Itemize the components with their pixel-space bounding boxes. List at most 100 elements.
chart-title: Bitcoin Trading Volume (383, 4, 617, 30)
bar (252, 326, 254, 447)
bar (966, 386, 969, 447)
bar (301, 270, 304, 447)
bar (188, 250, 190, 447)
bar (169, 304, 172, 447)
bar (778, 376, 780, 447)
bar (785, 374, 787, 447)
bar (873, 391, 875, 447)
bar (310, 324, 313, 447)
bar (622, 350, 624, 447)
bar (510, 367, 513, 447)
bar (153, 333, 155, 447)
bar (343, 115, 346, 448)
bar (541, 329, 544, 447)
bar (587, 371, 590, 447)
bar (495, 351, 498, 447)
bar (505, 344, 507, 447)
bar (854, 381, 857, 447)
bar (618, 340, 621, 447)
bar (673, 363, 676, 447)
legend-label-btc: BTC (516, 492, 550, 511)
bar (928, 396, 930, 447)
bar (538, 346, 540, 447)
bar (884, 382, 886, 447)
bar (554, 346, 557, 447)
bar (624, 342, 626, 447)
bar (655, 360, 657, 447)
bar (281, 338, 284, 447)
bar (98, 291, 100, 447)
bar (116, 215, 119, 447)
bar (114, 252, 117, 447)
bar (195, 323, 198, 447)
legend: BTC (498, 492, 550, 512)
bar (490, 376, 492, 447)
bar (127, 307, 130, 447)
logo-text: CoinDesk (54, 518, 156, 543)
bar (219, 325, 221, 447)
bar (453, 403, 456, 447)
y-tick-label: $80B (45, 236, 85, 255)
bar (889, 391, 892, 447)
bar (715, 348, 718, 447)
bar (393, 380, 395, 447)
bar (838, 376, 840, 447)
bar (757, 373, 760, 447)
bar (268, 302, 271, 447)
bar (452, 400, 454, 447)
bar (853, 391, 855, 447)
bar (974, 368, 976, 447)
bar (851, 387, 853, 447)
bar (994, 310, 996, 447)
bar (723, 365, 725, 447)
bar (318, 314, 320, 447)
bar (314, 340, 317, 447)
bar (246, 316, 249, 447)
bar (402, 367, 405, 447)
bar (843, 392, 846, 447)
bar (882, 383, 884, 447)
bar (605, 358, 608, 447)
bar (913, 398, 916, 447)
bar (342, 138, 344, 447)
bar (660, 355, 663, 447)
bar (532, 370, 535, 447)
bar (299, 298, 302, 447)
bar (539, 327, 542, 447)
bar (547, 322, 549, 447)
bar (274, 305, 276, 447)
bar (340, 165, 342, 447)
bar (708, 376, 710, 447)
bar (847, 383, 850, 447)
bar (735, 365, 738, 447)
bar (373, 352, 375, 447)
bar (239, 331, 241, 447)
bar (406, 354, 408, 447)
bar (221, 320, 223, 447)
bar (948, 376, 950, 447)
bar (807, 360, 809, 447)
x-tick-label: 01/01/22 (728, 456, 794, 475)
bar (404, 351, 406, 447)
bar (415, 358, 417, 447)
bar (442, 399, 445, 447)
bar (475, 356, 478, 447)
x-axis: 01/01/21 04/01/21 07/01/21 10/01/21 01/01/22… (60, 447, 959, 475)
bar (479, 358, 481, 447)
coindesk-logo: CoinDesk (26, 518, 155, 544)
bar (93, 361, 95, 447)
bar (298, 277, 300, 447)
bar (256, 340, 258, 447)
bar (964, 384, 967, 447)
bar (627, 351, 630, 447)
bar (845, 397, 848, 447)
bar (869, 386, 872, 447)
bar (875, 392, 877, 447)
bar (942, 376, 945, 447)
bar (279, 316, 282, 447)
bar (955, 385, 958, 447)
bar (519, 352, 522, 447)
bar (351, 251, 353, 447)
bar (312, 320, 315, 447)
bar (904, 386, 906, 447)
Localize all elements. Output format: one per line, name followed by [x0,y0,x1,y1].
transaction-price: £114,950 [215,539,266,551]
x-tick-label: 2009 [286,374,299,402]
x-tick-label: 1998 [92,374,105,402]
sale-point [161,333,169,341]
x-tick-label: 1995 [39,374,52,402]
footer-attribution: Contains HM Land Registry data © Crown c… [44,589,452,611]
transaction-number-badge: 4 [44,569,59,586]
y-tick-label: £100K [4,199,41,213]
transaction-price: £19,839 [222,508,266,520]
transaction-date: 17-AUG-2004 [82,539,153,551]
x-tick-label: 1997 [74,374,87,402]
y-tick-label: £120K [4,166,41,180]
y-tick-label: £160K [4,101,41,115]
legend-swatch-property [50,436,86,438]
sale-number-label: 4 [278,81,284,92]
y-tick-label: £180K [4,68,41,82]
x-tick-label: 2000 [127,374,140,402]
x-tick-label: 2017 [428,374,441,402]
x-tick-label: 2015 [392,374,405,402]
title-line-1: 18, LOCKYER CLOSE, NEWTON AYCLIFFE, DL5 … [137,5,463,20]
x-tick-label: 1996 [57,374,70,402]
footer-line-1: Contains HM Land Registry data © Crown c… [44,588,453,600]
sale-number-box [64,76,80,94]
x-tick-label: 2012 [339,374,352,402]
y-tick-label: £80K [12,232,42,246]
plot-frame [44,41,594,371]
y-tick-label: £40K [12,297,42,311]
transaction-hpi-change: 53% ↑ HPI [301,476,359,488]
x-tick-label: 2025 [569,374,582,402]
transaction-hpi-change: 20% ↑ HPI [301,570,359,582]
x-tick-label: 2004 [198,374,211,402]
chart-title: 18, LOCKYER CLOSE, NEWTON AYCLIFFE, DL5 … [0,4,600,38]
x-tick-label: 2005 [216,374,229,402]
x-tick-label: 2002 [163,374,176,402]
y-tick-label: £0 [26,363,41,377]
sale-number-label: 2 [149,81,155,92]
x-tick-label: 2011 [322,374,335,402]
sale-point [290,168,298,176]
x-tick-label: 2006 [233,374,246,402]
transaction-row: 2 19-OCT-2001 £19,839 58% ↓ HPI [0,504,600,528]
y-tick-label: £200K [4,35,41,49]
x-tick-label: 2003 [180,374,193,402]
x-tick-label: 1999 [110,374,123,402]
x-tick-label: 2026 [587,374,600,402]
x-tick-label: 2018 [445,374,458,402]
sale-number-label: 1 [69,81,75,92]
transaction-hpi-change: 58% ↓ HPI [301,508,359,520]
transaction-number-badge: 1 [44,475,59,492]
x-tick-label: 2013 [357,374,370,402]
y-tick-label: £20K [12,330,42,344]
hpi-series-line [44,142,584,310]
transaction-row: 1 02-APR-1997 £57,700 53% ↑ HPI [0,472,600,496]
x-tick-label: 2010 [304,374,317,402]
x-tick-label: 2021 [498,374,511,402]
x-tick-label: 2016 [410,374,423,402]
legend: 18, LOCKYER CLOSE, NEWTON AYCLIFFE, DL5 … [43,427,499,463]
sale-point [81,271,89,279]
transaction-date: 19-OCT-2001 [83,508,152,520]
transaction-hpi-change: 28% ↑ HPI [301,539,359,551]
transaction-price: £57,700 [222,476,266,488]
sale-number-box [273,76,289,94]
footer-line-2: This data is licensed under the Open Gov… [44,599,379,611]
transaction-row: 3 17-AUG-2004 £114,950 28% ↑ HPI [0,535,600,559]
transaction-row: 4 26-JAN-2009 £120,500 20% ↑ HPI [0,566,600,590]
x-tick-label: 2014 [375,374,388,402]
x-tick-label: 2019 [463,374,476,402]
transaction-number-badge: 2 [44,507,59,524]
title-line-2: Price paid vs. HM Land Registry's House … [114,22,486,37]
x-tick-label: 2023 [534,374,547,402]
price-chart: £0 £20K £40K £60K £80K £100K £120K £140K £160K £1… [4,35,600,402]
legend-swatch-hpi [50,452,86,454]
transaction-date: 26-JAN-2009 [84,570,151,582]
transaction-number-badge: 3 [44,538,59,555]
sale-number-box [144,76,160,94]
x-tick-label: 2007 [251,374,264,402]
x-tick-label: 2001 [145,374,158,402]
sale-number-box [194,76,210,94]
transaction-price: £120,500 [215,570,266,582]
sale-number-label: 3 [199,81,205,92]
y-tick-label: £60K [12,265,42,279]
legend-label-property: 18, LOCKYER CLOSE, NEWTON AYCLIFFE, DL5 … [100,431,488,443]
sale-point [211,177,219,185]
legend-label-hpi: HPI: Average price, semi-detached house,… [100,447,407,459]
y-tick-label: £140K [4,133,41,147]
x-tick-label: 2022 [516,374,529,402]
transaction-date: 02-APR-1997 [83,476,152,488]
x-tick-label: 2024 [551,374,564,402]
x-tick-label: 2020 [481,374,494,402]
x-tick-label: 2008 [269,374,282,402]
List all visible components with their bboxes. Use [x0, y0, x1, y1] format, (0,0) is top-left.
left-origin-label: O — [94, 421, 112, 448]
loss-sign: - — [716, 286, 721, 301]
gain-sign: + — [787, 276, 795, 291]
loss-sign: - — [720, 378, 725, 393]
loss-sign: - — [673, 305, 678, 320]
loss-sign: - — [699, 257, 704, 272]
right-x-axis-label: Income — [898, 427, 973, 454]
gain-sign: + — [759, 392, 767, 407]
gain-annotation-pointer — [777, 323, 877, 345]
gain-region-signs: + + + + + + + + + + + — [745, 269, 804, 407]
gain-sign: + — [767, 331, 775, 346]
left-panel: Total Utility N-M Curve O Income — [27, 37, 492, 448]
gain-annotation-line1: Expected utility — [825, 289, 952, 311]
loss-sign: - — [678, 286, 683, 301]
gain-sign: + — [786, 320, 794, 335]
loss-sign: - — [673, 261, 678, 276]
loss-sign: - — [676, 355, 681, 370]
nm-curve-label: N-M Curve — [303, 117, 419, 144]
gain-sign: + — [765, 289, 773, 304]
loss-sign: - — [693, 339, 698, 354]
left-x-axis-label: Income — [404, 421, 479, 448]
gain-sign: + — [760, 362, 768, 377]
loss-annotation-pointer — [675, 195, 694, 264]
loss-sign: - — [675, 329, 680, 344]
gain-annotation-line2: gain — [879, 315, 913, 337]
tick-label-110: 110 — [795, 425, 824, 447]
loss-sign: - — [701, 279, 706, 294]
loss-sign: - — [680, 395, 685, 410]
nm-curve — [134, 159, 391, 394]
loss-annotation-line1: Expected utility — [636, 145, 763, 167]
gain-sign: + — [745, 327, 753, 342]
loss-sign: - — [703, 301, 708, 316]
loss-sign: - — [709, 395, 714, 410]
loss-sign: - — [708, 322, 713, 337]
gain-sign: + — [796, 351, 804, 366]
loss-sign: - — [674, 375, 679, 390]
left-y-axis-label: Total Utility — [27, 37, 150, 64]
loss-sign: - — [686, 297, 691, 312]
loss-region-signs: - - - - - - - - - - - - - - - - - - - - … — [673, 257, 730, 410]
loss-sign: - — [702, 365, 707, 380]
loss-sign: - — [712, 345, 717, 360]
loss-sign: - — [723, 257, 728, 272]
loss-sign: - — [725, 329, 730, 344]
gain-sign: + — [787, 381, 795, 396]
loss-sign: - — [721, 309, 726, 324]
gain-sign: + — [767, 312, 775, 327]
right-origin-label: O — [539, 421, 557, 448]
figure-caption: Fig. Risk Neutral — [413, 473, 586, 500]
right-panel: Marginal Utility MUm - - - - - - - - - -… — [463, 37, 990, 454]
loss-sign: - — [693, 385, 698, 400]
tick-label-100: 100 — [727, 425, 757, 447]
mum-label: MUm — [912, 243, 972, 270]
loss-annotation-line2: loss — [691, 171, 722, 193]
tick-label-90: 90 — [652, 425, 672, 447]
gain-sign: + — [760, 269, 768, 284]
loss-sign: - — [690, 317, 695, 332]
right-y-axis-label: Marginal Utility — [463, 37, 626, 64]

--

_GIVEN REQUEST_
Rewrite the rows starting at the first one and ending at the row that contains "bar (510, 367, 513, 447)", changing "Bitcoin" to "BTC" and leaving everything else the same.

_SOLVED EXERCISE_
Itemize the components with their pixel-space bounding boxes. List at most 100 elements.
chart-title: BTC Trading Volume (383, 4, 617, 30)
bar (252, 326, 254, 447)
bar (966, 386, 969, 447)
bar (301, 270, 304, 447)
bar (188, 250, 190, 447)
bar (169, 304, 172, 447)
bar (778, 376, 780, 447)
bar (785, 374, 787, 447)
bar (873, 391, 875, 447)
bar (310, 324, 313, 447)
bar (622, 350, 624, 447)
bar (510, 367, 513, 447)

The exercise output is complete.